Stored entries
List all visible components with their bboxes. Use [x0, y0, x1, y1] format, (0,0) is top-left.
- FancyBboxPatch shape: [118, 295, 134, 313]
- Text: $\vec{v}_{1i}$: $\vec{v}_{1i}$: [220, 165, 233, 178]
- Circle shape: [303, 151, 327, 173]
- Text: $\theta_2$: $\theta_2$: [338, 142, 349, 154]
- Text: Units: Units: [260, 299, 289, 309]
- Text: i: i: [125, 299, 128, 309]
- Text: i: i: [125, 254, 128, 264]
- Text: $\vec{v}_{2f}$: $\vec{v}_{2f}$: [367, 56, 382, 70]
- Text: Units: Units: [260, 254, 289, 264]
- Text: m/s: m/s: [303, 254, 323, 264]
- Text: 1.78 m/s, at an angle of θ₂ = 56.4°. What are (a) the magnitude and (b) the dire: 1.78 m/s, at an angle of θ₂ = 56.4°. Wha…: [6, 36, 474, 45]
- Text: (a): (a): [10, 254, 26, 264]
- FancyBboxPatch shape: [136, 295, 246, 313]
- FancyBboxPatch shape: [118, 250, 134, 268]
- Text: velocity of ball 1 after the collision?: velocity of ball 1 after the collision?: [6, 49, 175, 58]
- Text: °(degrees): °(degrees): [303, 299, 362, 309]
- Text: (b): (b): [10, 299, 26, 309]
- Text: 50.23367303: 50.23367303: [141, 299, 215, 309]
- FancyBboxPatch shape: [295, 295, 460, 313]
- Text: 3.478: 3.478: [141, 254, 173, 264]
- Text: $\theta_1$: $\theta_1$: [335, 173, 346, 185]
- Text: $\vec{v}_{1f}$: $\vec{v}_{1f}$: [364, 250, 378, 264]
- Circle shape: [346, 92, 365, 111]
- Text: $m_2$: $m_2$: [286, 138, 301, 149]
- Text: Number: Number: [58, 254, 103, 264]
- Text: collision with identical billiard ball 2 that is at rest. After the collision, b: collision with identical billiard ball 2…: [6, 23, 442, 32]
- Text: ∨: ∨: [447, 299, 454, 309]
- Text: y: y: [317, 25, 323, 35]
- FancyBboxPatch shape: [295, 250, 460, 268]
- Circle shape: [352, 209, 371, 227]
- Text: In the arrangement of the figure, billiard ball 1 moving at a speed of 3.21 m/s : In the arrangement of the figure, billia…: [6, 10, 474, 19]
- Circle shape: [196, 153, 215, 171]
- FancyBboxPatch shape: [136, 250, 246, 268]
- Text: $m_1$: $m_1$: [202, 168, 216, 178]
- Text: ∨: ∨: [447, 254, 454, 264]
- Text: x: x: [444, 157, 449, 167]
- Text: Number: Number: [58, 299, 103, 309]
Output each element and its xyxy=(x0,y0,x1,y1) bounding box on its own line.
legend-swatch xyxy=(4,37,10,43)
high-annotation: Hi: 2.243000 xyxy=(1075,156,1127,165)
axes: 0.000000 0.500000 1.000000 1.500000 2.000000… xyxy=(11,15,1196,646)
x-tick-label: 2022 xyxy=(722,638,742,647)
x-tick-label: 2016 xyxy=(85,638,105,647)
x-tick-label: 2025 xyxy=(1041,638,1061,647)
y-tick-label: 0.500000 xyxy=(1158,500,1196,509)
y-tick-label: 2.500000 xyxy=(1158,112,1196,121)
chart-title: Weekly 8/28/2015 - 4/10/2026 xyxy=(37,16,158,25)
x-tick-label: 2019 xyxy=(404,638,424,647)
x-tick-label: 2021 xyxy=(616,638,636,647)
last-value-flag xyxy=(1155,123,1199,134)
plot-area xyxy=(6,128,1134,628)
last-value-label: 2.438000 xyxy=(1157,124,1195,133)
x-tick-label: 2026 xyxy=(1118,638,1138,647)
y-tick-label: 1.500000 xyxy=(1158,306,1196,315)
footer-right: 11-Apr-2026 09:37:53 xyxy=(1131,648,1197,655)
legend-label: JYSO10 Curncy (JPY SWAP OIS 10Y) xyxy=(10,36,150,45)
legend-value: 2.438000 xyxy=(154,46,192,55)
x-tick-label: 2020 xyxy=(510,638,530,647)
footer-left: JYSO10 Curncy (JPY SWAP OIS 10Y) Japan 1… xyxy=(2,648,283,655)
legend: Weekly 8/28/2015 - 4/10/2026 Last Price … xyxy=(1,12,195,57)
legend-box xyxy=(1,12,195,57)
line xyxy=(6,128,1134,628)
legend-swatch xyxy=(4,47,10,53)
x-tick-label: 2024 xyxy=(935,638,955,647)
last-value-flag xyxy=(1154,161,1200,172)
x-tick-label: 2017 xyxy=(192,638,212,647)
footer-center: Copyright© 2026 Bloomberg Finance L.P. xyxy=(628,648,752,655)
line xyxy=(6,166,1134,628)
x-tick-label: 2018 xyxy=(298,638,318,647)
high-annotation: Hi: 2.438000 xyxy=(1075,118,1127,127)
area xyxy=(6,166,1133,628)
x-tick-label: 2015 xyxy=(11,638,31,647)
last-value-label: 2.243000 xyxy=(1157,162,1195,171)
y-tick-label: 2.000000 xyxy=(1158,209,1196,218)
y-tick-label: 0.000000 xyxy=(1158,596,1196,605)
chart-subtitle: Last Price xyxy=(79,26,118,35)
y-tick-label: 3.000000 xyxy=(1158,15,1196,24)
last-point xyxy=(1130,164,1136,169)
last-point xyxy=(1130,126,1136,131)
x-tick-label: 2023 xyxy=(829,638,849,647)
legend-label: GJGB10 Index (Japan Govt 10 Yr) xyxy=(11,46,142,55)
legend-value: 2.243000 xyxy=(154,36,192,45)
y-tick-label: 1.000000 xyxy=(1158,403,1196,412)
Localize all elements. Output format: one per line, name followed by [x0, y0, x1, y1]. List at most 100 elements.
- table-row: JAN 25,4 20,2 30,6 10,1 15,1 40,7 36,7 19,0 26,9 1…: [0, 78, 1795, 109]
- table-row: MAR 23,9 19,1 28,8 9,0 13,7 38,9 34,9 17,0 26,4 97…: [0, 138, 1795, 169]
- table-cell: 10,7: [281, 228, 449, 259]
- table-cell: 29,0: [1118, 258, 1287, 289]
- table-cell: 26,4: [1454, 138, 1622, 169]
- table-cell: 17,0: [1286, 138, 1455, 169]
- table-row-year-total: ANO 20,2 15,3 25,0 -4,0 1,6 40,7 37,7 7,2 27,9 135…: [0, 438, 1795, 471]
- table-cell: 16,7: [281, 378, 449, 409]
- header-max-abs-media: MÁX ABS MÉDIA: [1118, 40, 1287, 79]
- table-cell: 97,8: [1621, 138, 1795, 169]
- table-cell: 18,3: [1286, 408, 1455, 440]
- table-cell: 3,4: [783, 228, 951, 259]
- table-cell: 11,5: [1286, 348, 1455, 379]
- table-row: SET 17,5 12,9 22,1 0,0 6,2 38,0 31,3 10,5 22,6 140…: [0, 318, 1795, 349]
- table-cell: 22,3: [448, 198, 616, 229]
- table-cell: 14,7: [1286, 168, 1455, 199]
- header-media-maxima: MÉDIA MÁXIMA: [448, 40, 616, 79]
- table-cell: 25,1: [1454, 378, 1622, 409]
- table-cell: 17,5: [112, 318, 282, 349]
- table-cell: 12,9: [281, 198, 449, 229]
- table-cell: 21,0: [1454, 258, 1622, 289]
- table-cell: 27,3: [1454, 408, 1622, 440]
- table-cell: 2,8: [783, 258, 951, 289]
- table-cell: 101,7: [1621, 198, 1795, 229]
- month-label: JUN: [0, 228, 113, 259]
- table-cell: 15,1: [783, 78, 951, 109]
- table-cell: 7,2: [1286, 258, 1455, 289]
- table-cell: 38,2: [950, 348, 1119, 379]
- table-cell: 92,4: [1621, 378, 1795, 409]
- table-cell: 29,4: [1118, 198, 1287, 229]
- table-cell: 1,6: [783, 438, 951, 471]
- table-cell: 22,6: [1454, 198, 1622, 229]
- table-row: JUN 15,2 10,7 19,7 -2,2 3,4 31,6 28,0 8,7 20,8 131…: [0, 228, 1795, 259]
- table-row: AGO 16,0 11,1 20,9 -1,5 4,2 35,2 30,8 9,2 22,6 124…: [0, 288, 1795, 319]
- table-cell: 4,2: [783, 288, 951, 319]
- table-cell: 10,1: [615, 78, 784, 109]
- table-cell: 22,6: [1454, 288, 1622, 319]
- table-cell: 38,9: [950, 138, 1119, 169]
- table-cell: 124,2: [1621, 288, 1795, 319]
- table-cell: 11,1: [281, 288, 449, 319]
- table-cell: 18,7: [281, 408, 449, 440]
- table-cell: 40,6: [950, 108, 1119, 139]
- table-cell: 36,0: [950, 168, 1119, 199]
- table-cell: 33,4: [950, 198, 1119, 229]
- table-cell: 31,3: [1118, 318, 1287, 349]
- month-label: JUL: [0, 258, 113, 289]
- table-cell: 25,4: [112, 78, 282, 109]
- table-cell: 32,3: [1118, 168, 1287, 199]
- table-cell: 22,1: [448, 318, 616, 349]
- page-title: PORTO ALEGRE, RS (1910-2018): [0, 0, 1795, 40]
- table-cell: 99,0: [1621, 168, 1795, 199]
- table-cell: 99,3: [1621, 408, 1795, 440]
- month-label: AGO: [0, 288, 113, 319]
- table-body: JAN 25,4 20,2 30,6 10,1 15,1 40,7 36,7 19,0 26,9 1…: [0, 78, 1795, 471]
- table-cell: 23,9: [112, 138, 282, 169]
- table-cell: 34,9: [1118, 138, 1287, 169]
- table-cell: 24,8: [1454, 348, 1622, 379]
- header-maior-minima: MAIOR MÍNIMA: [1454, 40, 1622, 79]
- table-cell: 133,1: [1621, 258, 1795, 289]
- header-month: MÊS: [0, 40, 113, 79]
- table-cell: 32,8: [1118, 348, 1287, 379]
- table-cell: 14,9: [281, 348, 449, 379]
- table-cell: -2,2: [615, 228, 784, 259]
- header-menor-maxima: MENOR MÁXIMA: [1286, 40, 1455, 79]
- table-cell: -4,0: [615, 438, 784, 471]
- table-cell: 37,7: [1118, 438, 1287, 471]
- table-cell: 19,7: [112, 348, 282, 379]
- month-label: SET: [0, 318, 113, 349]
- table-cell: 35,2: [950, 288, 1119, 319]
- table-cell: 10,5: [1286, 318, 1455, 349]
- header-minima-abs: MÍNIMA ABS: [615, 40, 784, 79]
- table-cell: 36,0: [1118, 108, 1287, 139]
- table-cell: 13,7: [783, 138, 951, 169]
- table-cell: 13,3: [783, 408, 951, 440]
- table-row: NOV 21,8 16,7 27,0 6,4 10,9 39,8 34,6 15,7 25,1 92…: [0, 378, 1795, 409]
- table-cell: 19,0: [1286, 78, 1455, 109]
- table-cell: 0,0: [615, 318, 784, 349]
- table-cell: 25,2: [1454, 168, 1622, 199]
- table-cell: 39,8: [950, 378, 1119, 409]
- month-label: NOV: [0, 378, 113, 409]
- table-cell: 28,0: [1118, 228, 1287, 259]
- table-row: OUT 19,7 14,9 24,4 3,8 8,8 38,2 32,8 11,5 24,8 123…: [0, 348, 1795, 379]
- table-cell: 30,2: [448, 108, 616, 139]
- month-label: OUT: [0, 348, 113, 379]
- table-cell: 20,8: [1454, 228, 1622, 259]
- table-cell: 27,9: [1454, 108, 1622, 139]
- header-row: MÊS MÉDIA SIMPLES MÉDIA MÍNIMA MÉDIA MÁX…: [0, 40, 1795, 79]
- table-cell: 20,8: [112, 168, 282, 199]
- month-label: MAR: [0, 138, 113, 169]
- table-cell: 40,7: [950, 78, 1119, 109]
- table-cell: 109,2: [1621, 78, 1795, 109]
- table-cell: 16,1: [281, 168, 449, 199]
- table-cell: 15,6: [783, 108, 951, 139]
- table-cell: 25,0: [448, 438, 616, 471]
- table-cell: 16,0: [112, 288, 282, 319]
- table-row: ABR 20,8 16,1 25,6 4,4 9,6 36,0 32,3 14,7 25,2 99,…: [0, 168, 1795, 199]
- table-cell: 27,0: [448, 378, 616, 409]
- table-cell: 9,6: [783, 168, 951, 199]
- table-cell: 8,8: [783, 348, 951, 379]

TASK DIRECTIONS: Can you return the rows unchanged, starting at the first line of the rows and stopping after the line that contains "- Text: Units: Units: [260, 299, 289, 309]"?

CORRECT RESULT:
List all visible components with their bboxes. Use [x0, y0, x1, y1] format, (0,0) is top-left.
- FancyBboxPatch shape: [118, 295, 134, 313]
- Text: $\vec{v}_{1i}$: $\vec{v}_{1i}$: [220, 165, 233, 178]
- Circle shape: [303, 151, 327, 173]
- Text: $\theta_2$: $\theta_2$: [338, 142, 349, 154]
- Text: Units: Units: [260, 299, 289, 309]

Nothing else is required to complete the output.